━━━━━ RECORDS SUPPLIED ━━━━━
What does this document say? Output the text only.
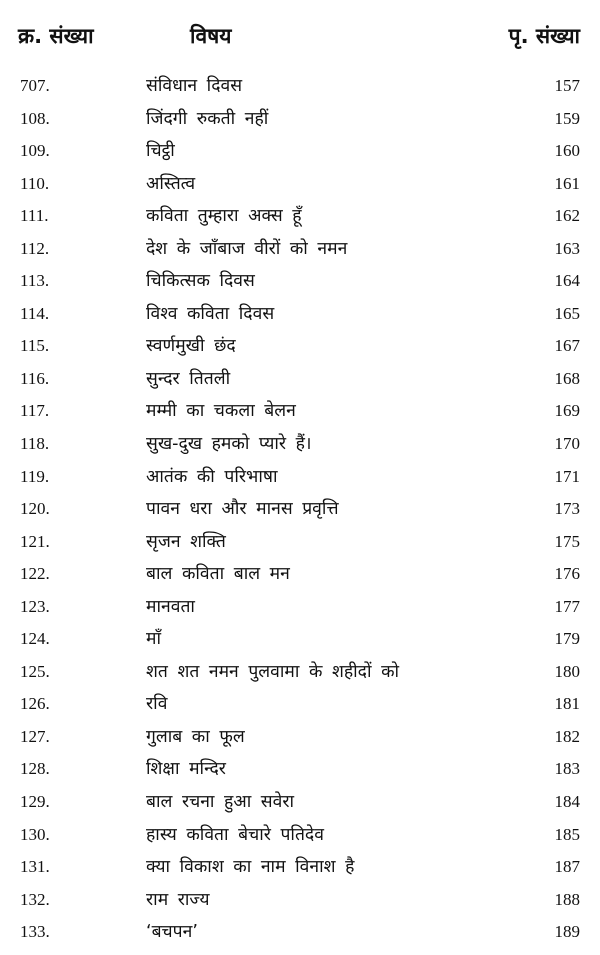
क्र. संख्या	विषय	पृ. संख्या
707.	संविधान दिवस	157
108.	जिंदगी रुकती नहीं	159
109.	चिट्ठी	160
110.	अस्तित्व	161
111.	कविता तुम्हारा अक्स हूँ	162
112.	देश के जाँबाज वीरों को नमन	163
113.	चिकित्सक दिवस	164
114.	विश्व कविता दिवस	165
115.	स्वर्णमुखी छंद	167
116.	सुन्दर तितली	168
117.	मम्मी का चकला बेलन	169
118.	सुख-दुख हमको प्यारे हैं।	170
119.	आतंक की परिभाषा	171
120.	पावन धरा और मानस प्रवृत्ति	173
121.	सृजन शक्ति	175
122.	बाल कविता बाल मन	176
123.	मानवता	177
124.	माँ	179
125.	शत शत नमन पुलवामा के शहीदों को	180
126.	रवि	181
127.	गुलाब का फूल	182
128.	शिक्षा मन्दिर	183
129.	बाल रचना हुआ सवेरा	184
130.	हास्य कविता बेचारे पतिदेव	185
131.	क्या विकाश का नाम विनाश है	187
132.	राम राज्य	188
133.	‘बचपन’	189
━━━━━
OBJECTIVE: Transcribe the entries above verbatim, omitting their pictures.

EXPECTED ANSWER:
What does this document say? Output the text only.
क्र. संख्या	विषय	पृ. संख्या
707.	संविधान दिवस	157
108.	जिंदगी रुकती नहीं	159
109.	चिट्ठी	160
110.	अस्तित्व	161
111.	कविता तुम्हारा अक्स हूँ	162
112.	देश के जाँबाज वीरों को नमन	163
113.	चिकित्सक दिवस	164
114.	विश्व कविता दिवस	165
115.	स्वर्णमुखी छंद	167
116.	सुन्दर तितली	168
117.	मम्मी का चकला बेलन	169
118.	सुख-दुख हमको प्यारे हैं।	170
119.	आतंक की परिभाषा	171
120.	पावन धरा और मानस प्रवृत्ति	173
121.	सृजन शक्ति	175
122.	बाल कविता बाल मन	176
123.	मानवता	177
124.	माँ	179
125.	शत शत नमन पुलवामा के शहीदों को	180
126.	रवि	181
127.	गुलाब का फूल	182
128.	शिक्षा मन्दिर	183
129.	बाल रचना हुआ सवेरा	184
130.	हास्य कविता बेचारे पतिदेव	185
131.	क्या विकाश का नाम विनाश है	187
132.	राम राज्य	188
133.	‘बचपन’	189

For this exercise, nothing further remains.